[Data tied to figure images]
>>>

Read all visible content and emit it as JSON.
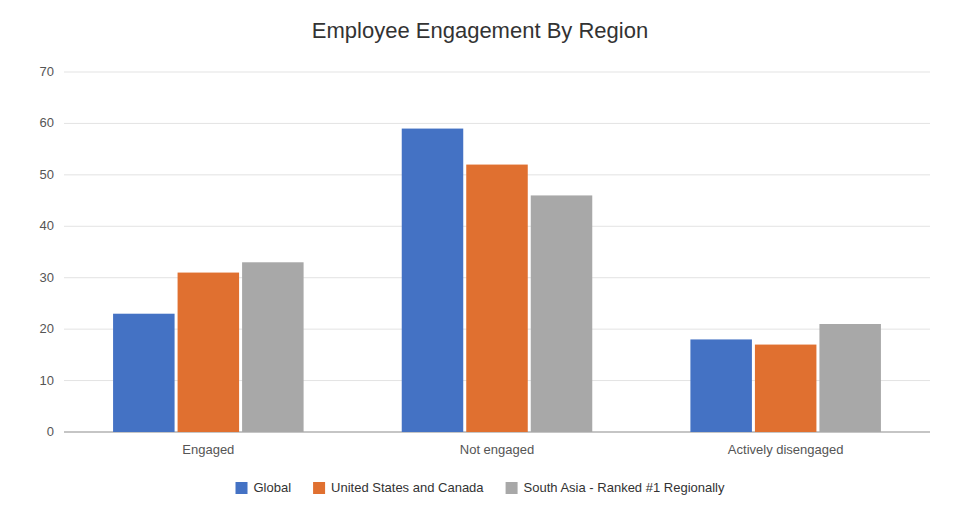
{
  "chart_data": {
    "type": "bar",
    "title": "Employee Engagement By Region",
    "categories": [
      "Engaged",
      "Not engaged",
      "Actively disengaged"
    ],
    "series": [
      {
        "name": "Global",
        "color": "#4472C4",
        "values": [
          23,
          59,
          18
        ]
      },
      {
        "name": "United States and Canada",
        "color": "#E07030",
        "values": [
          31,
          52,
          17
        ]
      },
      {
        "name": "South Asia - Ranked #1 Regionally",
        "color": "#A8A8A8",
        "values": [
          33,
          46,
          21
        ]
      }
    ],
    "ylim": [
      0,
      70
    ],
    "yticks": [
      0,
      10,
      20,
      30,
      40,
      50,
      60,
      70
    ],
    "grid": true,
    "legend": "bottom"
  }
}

<<<
>>>

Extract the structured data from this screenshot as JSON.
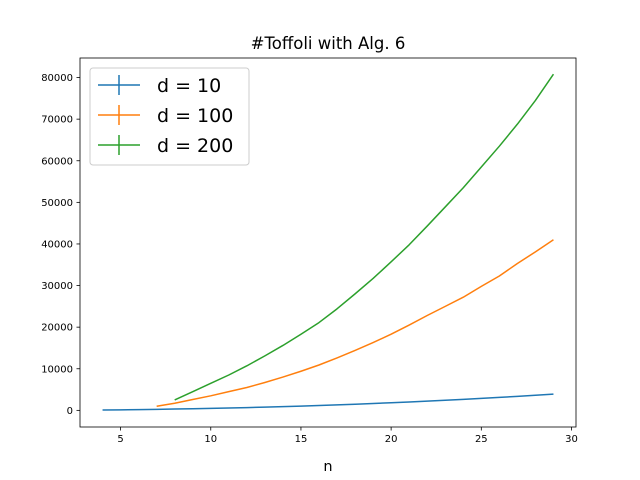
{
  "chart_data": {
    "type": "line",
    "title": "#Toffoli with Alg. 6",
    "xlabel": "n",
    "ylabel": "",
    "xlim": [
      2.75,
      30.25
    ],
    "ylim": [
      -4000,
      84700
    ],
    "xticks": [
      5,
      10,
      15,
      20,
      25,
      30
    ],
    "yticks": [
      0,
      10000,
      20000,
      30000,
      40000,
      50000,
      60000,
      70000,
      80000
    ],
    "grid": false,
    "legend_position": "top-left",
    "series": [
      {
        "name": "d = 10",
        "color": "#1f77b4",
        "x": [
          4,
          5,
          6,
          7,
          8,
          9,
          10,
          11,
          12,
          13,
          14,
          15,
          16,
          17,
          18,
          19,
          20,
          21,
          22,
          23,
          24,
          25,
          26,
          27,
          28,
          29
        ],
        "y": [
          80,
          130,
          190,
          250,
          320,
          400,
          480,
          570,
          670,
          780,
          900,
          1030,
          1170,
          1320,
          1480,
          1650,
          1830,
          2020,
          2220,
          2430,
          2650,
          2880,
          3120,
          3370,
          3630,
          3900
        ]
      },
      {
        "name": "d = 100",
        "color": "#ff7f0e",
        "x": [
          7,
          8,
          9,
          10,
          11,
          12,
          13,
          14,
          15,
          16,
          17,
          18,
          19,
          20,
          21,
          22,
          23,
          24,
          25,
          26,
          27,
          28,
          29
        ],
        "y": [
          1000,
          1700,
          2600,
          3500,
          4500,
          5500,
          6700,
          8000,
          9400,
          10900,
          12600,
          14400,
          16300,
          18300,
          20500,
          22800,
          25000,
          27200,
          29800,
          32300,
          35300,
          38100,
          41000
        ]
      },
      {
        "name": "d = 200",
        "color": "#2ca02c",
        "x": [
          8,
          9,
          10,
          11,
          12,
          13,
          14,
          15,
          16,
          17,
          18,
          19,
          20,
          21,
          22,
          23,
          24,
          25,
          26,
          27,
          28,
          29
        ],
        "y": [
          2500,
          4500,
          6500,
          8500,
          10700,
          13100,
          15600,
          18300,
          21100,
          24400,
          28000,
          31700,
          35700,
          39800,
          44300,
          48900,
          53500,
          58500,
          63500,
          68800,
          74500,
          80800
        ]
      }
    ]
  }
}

<<<

Pick out every line above that contains the word "title" and copy it.

» Answer to this task
    "title": "Employee Engagement By Region",
    "title": "#Toffoli with Alg. 6",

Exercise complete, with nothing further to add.